PROBLEM
Images do not belong in the copy. Retype all the entries below exactly.

'''

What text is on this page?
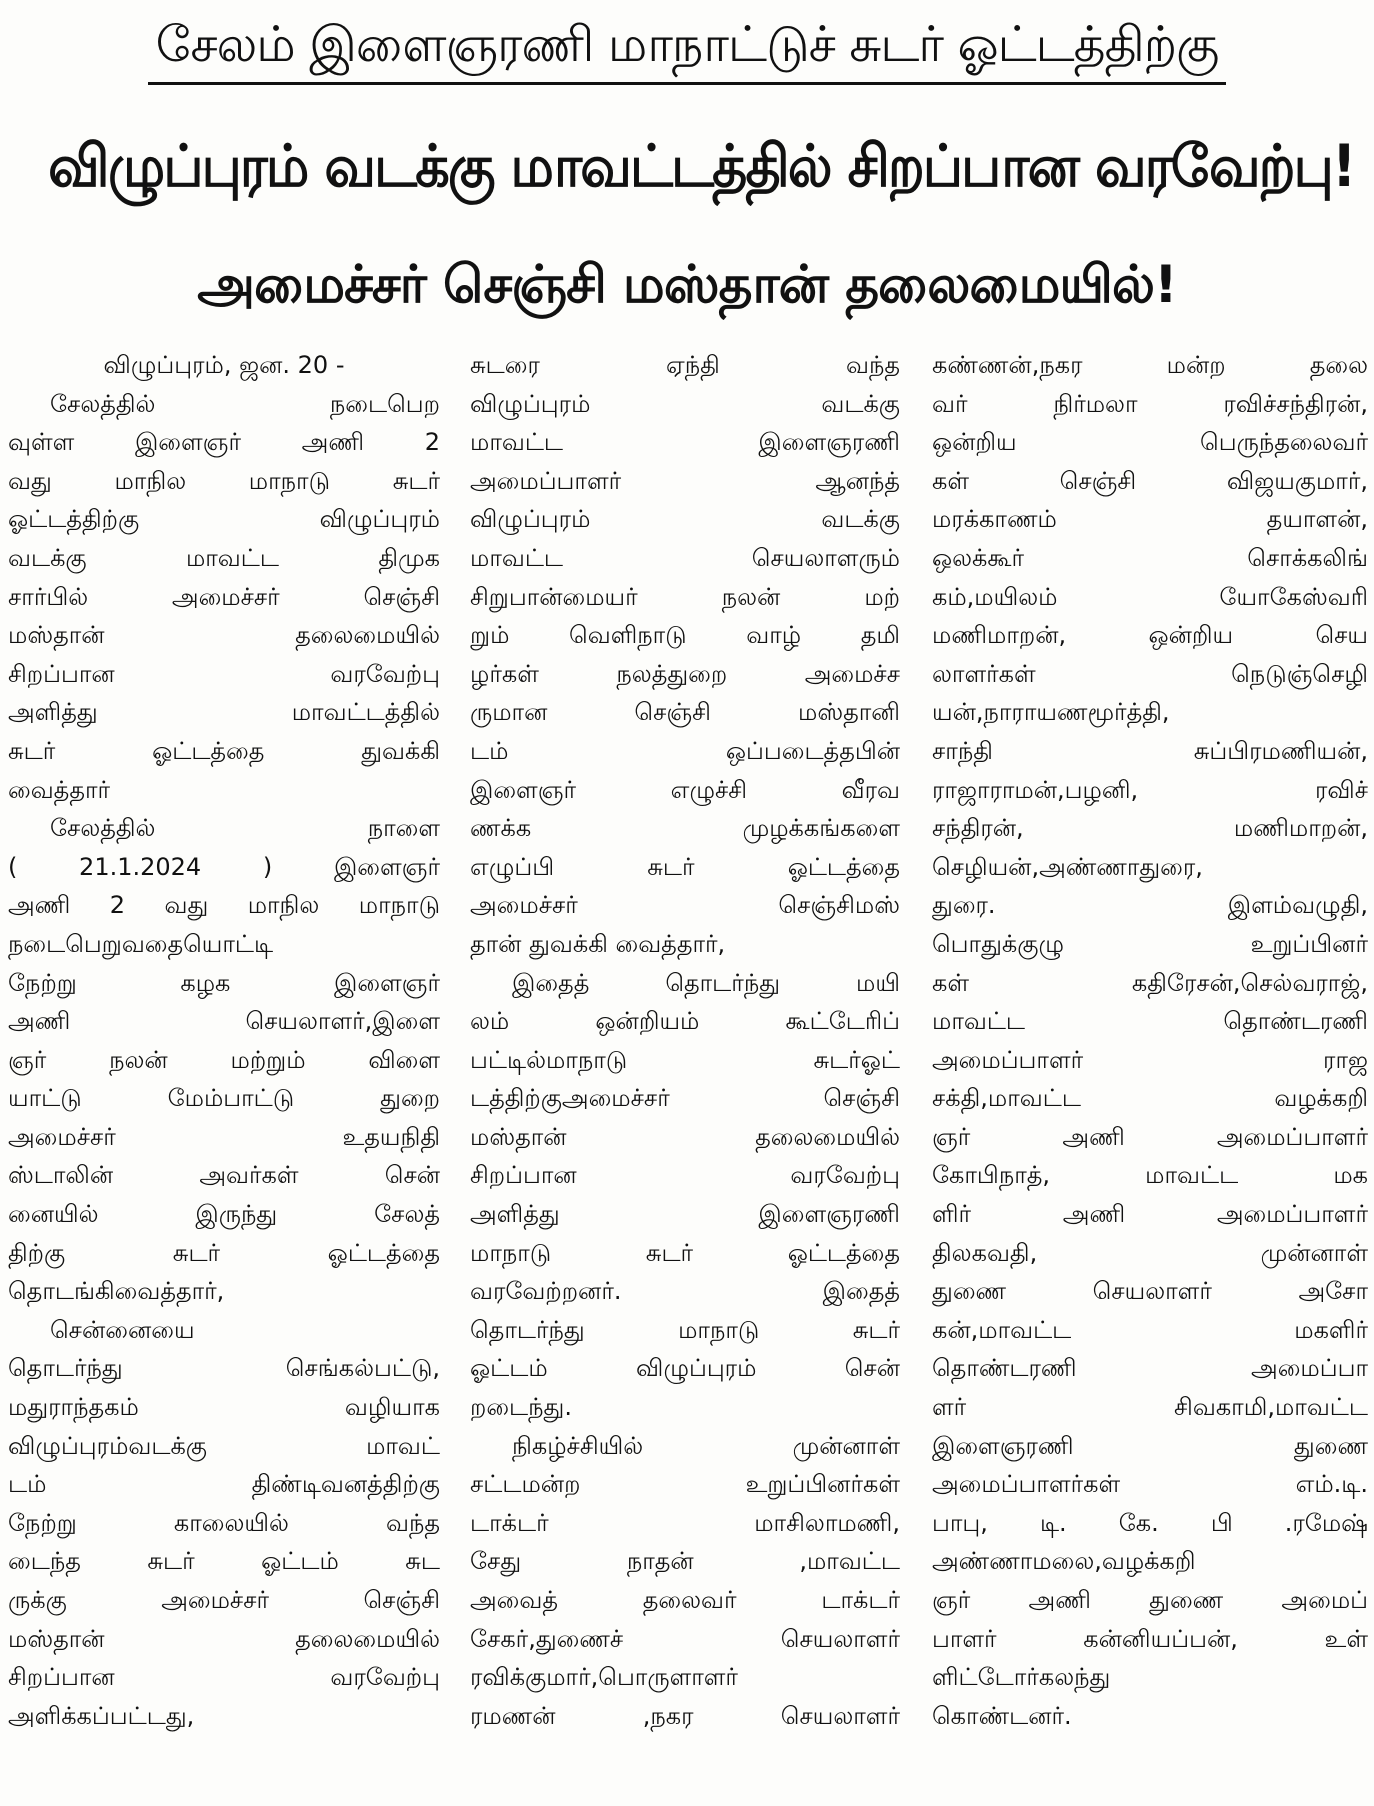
சேலம் இளைஞரணி மாநாட்டுச் சுடர் ஓட்டத்திற்கு
விழுப்புரம் வடக்கு மாவட்டத்தில் சிறப்பான வரவேற்பு!
அமைச்சர் செஞ்சி மஸ்தான் தலைமையில்!

விழுப்புரம், ஜன. 20 -

சேலத்தில் நடைபெற

வுள்ள இளைஞர் அணி 2

வது மாநில மாநாடு சுடர்

ஓட்டத்திற்கு விழுப்புரம்

வடக்கு மாவட்ட திமுக

சார்பில் அமைச்சர் செஞ்சி

மஸ்தான் தலைமையில்

சிறப்பான வரவேற்பு

அளித்து மாவட்டத்தில்

சுடர் ஓட்டத்தை துவக்கி

வைத்தார்

சேலத்தில் நாளை

( 21.1.2024 ) இளைஞர்

அணி 2 வது மாநில மாநாடு

நடைபெறுவதையொட்டி

நேற்று கழக இளைஞர்

அணி செயலாளர்,இளை

ஞர் நலன் மற்றும் விளை

யாட்டு மேம்பாட்டு துறை

அமைச்சர் உதயநிதி

ஸ்டாலின் அவர்கள் சென்

னையில் இருந்து சேலத்

திற்கு சுடர் ஓட்டத்தை

தொடங்கிவைத்தார்,

சென்னையை

தொடர்ந்து செங்கல்பட்டு,

மதுராந்தகம் வழியாக

விழுப்புரம்வடக்கு மாவட்

டம் திண்டிவனத்திற்கு

நேற்று காலையில் வந்த

டைந்த சுடர் ஓட்டம் சுட

ருக்கு அமைச்சர் செஞ்சி

மஸ்தான் தலைமையில்

சிறப்பான வரவேற்பு

அளிக்கப்பட்டது,

சுடரை ஏந்தி வந்த

விழுப்புரம் வடக்கு

மாவட்ட இளைஞரணி

அமைப்பாளர் ஆனந்த்

விழுப்புரம் வடக்கு

மாவட்ட செயலாளரும்

சிறுபான்மையர் நலன் மற்

றும் வெளிநாடு வாழ் தமி

ழர்கள் நலத்துறை அமைச்ச

ருமான செஞ்சி மஸ்தானி

டம் ஒப்படைத்தபின்

இளைஞர் எழுச்சி வீரவ

ணக்க முழக்கங்களை

எழுப்பி சுடர் ஓட்டத்தை

அமைச்சர் செஞ்சிமஸ்

தான் துவக்கி வைத்தார்,

இதைத் தொடர்ந்து மயி

லம் ஒன்றியம் கூட்டேரிப்

பட்டில்மாநாடு சுடர்ஓட்

டத்திற்குஅமைச்சர் செஞ்சி

மஸ்தான் தலைமையில்

சிறப்பான வரவேற்பு

அளித்து இளைஞரணி

மாநாடு சுடர் ஓட்டத்தை

வரவேற்றனர். இதைத்

தொடர்ந்து மாநாடு சுடர்

ஓட்டம் விழுப்புரம் சென்

றடைந்து.

நிகழ்ச்சியில் முன்னாள்

சட்டமன்ற உறுப்பினர்கள்

டாக்டர் மாசிலாமணி,

சேது நாதன் ,மாவட்ட

அவைத் தலைவர் டாக்டர்

சேகர்,துணைச் செயலாளர்

ரவிக்குமார்,பொருளாளர்

ரமணன் ,நகர செயலாளர்

கண்ணன்,நகர மன்ற தலை

வர் நிர்மலா ரவிச்சந்திரன்,

ஒன்றிய பெருந்தலைவர்

கள் செஞ்சி விஜயகுமார்,

மரக்காணம் தயாளன்,

ஒலக்கூர் சொக்கலிங்

கம்,மயிலம் யோகேஸ்வரி

மணிமாறன், ஒன்றிய செய

லாளர்கள் நெடுஞ்செழி

யன்,நாராயணமூர்த்தி,

சாந்தி சுப்பிரமணியன்,

ராஜாராமன்,பழனி, ரவிச்

சந்திரன், மணிமாறன்,

செழியன்,அண்ணாதுரை,

துரை. இளம்வழுதி,

பொதுக்குழு உறுப்பினர்

கள் கதிரேசன்,செல்வராஜ்,

மாவட்ட தொண்டரணி

அமைப்பாளர் ராஜ

சக்தி,மாவட்ட வழக்கறி

ஞர் அணி அமைப்பாளர்

கோபிநாத், மாவட்ட மக

ளிர் அணி அமைப்பாளர்

திலகவதி, முன்னாள்

துணை செயலாளர் அசோ

கன்,மாவட்ட மகளிர்

தொண்டரணி அமைப்பா

ளர் சிவகாமி,மாவட்ட

இளைஞரணி துணை

அமைப்பாளர்கள் எம்.டி.

பாபு, டி. கே. பி .ரமேஷ்

அண்ணாமலை,வழக்கறி

ஞர் அணி துணை அமைப்

பாளர் கன்னியப்பன், உள்

ளிட்டோர்கலந்து

கொண்டனர்.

'''

SOLUTION TO THE PROBLEM
What text is on this page?
சேலம் இளைஞரணி மாநாட்டுச் சுடர் ஓட்டத்திற்கு
விழுப்புரம் வடக்கு மாவட்டத்தில் சிறப்பான வரவேற்பு!
அமைச்சர் செஞ்சி மஸ்தான் தலைமையில்!

விழுப்புரம், ஜன. 20 -

சேலத்தில் நடைபெற

வுள்ள இளைஞர் அணி 2

வது மாநில மாநாடு சுடர்

ஓட்டத்திற்கு விழுப்புரம்

வடக்கு மாவட்ட திமுக

சார்பில் அமைச்சர் செஞ்சி

மஸ்தான் தலைமையில்

சிறப்பான வரவேற்பு

அளித்து மாவட்டத்தில்

சுடர் ஓட்டத்தை துவக்கி

வைத்தார்

சேலத்தில் நாளை

( 21.1.2024 ) இளைஞர்

அணி 2 வது மாநில மாநாடு

நடைபெறுவதையொட்டி

நேற்று கழக இளைஞர்

அணி செயலாளர்,இளை

ஞர் நலன் மற்றும் விளை

யாட்டு மேம்பாட்டு துறை

அமைச்சர் உதயநிதி

ஸ்டாலின் அவர்கள் சென்

னையில் இருந்து சேலத்

திற்கு சுடர் ஓட்டத்தை

தொடங்கிவைத்தார்,

சென்னையை

தொடர்ந்து செங்கல்பட்டு,

மதுராந்தகம் வழியாக

விழுப்புரம்வடக்கு மாவட்

டம் திண்டிவனத்திற்கு

நேற்று காலையில் வந்த

டைந்த சுடர் ஓட்டம் சுட

ருக்கு அமைச்சர் செஞ்சி

மஸ்தான் தலைமையில்

சிறப்பான வரவேற்பு

அளிக்கப்பட்டது,

சுடரை ஏந்தி வந்த

விழுப்புரம் வடக்கு

மாவட்ட இளைஞரணி

அமைப்பாளர் ஆனந்த்

விழுப்புரம் வடக்கு

மாவட்ட செயலாளரும்

சிறுபான்மையர் நலன் மற்

றும் வெளிநாடு வாழ் தமி

ழர்கள் நலத்துறை அமைச்ச

ருமான செஞ்சி மஸ்தானி

டம் ஒப்படைத்தபின்

இளைஞர் எழுச்சி வீரவ

ணக்க முழக்கங்களை

எழுப்பி சுடர் ஓட்டத்தை

அமைச்சர் செஞ்சிமஸ்

தான் துவக்கி வைத்தார்,

இதைத் தொடர்ந்து மயி

லம் ஒன்றியம் கூட்டேரிப்

பட்டில்மாநாடு சுடர்ஓட்

டத்திற்குஅமைச்சர் செஞ்சி

மஸ்தான் தலைமையில்

சிறப்பான வரவேற்பு

அளித்து இளைஞரணி

மாநாடு சுடர் ஓட்டத்தை

வரவேற்றனர். இதைத்

தொடர்ந்து மாநாடு சுடர்

ஓட்டம் விழுப்புரம் சென்

றடைந்து.

நிகழ்ச்சியில் முன்னாள்

சட்டமன்ற உறுப்பினர்கள்

டாக்டர் மாசிலாமணி,

சேது நாதன் ,மாவட்ட

அவைத் தலைவர் டாக்டர்

சேகர்,துணைச் செயலாளர்

ரவிக்குமார்,பொருளாளர்

ரமணன் ,நகர செயலாளர்

கண்ணன்,நகர மன்ற தலை

வர் நிர்மலா ரவிச்சந்திரன்,

ஒன்றிய பெருந்தலைவர்

கள் செஞ்சி விஜயகுமார்,

மரக்காணம் தயாளன்,

ஒலக்கூர் சொக்கலிங்

கம்,மயிலம் யோகேஸ்வரி

மணிமாறன், ஒன்றிய செய

லாளர்கள் நெடுஞ்செழி

யன்,நாராயணமூர்த்தி,

சாந்தி சுப்பிரமணியன்,

ராஜாராமன்,பழனி, ரவிச்

சந்திரன், மணிமாறன்,

செழியன்,அண்ணாதுரை,

துரை. இளம்வழுதி,

பொதுக்குழு உறுப்பினர்

கள் கதிரேசன்,செல்வராஜ்,

மாவட்ட தொண்டரணி

அமைப்பாளர் ராஜ

சக்தி,மாவட்ட வழக்கறி

ஞர் அணி அமைப்பாளர்

கோபிநாத், மாவட்ட மக

ளிர் அணி அமைப்பாளர்

திலகவதி, முன்னாள்

துணை செயலாளர் அசோ

கன்,மாவட்ட மகளிர்

தொண்டரணி அமைப்பா

ளர் சிவகாமி,மாவட்ட

இளைஞரணி துணை

அமைப்பாளர்கள் எம்.டி.

பாபு, டி. கே. பி .ரமேஷ்

அண்ணாமலை,வழக்கறி

ஞர் அணி துணை அமைப்

பாளர் கன்னியப்பன், உள்

ளிட்டோர்கலந்து

கொண்டனர்.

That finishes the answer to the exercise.